# START OF DATA TO PROCESS

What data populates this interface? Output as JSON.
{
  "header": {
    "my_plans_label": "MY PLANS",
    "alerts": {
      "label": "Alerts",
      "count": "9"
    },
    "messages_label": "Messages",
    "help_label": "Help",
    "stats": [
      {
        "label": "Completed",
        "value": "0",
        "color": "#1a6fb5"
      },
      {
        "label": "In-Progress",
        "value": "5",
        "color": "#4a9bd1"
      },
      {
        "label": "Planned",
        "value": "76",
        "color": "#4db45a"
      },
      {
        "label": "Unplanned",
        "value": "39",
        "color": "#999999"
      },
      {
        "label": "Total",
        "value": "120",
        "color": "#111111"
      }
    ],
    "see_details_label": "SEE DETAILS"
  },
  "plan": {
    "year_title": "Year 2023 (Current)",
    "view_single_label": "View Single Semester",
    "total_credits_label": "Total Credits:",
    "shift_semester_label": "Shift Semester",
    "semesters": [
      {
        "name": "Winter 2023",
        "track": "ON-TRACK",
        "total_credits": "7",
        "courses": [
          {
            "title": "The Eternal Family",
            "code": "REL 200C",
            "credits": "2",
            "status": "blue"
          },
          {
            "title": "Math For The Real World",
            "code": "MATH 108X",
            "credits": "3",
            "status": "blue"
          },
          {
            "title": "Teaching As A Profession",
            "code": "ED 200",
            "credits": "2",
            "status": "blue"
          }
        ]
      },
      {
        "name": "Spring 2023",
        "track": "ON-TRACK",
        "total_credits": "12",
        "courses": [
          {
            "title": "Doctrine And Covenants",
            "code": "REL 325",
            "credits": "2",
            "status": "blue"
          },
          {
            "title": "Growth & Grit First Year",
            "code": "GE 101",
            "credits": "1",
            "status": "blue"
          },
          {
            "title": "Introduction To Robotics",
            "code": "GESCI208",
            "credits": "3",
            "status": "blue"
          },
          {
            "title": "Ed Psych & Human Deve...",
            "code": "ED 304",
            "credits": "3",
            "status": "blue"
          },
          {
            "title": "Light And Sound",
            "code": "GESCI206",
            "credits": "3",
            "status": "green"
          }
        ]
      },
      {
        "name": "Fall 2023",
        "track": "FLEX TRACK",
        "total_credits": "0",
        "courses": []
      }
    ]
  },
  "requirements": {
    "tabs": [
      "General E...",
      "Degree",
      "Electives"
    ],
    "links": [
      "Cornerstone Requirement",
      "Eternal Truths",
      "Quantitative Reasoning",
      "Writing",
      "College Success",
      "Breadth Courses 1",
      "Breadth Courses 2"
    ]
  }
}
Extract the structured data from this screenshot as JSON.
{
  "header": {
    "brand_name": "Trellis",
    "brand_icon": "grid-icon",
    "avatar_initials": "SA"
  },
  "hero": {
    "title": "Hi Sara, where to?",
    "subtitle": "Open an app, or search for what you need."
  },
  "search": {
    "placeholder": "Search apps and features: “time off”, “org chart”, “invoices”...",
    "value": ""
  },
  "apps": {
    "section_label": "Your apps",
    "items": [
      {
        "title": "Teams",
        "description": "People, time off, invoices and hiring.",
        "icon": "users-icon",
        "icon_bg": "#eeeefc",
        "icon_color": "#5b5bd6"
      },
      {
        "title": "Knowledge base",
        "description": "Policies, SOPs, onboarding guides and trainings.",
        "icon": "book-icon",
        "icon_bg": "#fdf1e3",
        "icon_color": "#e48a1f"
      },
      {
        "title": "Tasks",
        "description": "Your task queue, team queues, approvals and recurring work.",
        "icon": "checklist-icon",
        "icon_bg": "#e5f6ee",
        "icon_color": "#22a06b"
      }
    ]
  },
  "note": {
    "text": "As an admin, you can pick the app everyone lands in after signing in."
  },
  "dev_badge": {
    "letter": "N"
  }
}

# END OF DATA TO PROCESS

=== WRITTEN INSTRUCTION ===
From the listing above, copy every line that holds the string "Eternal".

=== OUTPUT BELOW ===
            "title": "The Eternal Family",
      "Eternal Truths",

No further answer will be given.